* **STATED TASK**:
Pick out each line containing the string "Europa" and copy it.

* **EXCERPTED DATA**:
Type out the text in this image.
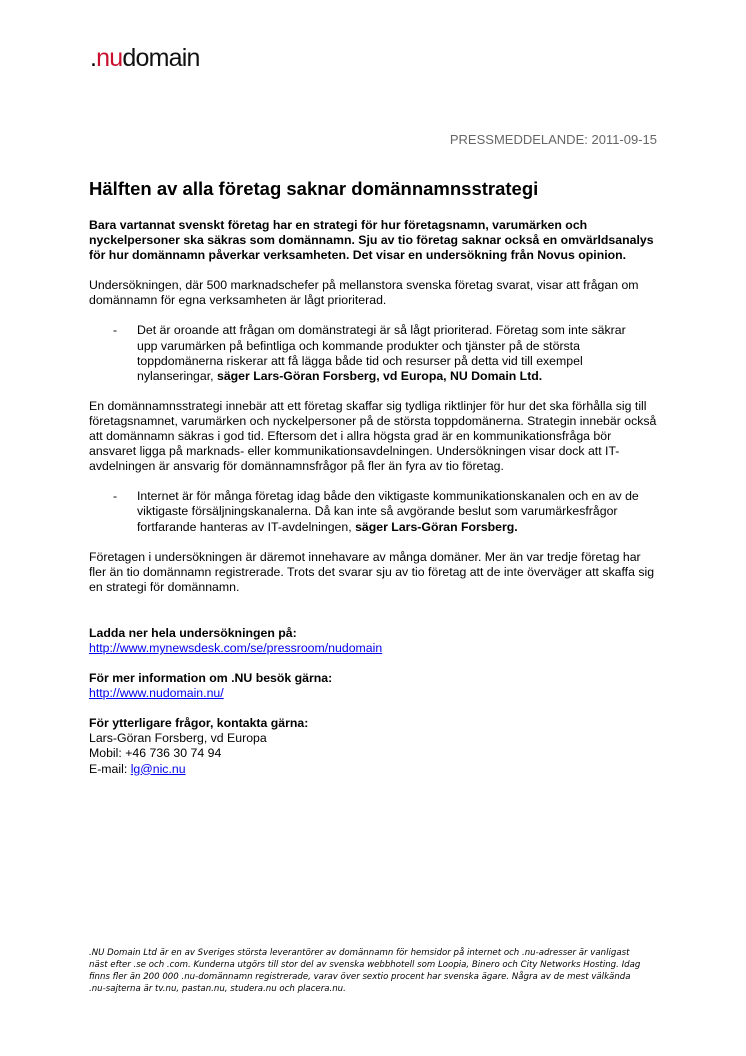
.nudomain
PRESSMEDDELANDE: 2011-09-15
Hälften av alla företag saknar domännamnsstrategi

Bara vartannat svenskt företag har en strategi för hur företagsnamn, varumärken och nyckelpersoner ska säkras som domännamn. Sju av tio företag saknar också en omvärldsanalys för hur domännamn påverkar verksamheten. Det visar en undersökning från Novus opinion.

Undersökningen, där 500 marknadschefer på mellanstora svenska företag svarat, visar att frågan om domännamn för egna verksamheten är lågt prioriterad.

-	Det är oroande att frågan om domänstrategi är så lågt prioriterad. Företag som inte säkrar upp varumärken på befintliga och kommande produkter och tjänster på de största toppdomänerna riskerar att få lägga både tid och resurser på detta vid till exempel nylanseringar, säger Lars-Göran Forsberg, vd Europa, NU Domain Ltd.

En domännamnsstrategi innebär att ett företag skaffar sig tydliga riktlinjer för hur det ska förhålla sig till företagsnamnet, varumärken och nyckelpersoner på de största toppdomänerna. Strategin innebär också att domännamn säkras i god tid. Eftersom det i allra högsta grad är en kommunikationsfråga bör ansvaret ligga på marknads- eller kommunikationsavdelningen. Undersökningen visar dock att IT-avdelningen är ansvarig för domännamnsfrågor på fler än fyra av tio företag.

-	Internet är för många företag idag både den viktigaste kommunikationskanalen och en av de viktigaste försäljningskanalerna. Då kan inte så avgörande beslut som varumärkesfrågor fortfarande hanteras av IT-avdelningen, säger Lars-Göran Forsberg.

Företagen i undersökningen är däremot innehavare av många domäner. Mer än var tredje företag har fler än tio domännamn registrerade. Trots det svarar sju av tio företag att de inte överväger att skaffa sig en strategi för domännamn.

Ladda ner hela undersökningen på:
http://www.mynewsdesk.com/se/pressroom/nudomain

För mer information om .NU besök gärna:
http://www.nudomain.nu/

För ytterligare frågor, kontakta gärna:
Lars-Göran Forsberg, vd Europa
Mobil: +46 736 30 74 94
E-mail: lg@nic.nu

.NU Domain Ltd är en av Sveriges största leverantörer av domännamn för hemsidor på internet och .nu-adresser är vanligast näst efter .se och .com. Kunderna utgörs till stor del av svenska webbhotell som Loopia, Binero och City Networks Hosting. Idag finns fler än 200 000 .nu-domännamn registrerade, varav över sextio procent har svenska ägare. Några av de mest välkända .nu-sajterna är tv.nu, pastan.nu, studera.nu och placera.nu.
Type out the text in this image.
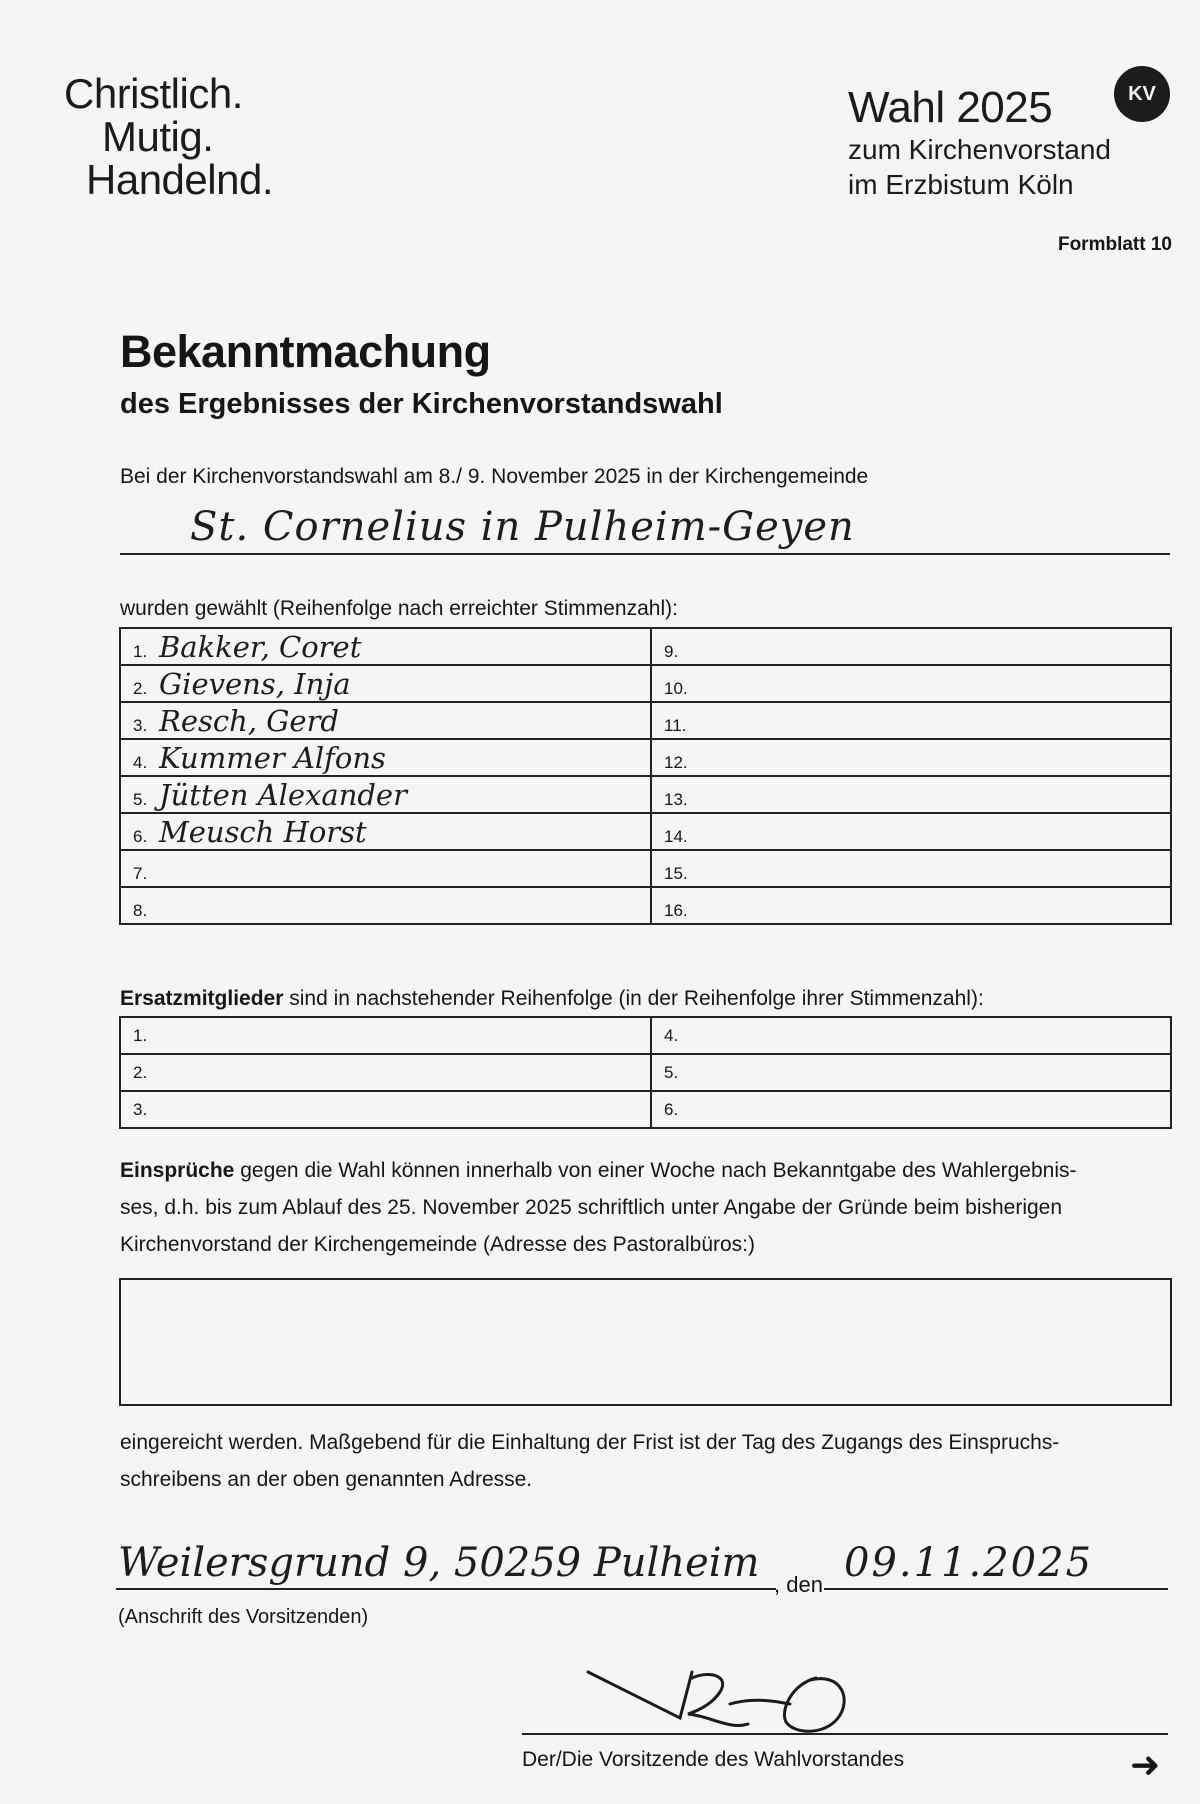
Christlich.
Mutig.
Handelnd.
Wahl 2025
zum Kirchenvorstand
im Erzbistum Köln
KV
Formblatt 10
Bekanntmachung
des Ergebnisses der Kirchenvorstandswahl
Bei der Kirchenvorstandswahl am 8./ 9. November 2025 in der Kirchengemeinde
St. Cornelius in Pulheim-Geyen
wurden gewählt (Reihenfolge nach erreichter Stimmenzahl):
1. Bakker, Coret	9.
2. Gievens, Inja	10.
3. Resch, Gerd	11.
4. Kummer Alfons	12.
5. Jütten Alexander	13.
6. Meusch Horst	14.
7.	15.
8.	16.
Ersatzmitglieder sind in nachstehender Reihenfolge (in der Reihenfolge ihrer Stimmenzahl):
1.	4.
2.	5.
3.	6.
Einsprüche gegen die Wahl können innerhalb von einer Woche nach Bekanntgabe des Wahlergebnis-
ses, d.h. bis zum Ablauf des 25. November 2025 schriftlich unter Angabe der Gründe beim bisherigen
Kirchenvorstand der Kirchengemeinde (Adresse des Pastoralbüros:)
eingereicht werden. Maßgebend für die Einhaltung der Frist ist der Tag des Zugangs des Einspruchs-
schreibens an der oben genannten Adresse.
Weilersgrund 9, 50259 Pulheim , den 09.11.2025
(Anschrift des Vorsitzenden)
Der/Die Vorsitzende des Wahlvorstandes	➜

* **FULL RESPONSE**:
-	Det är oroande att frågan om domänstrategi är så lågt prioriterad. Företag som inte säkrar upp varumärken på befintliga och kommande produkter och tjänster på de största toppdomänerna riskerar att få lägga både tid och resurser på detta vid till exempel nylanseringar, säger Lars-Göran Forsberg, vd Europa, NU Domain Ltd.
Lars-Göran Forsberg, vd Europa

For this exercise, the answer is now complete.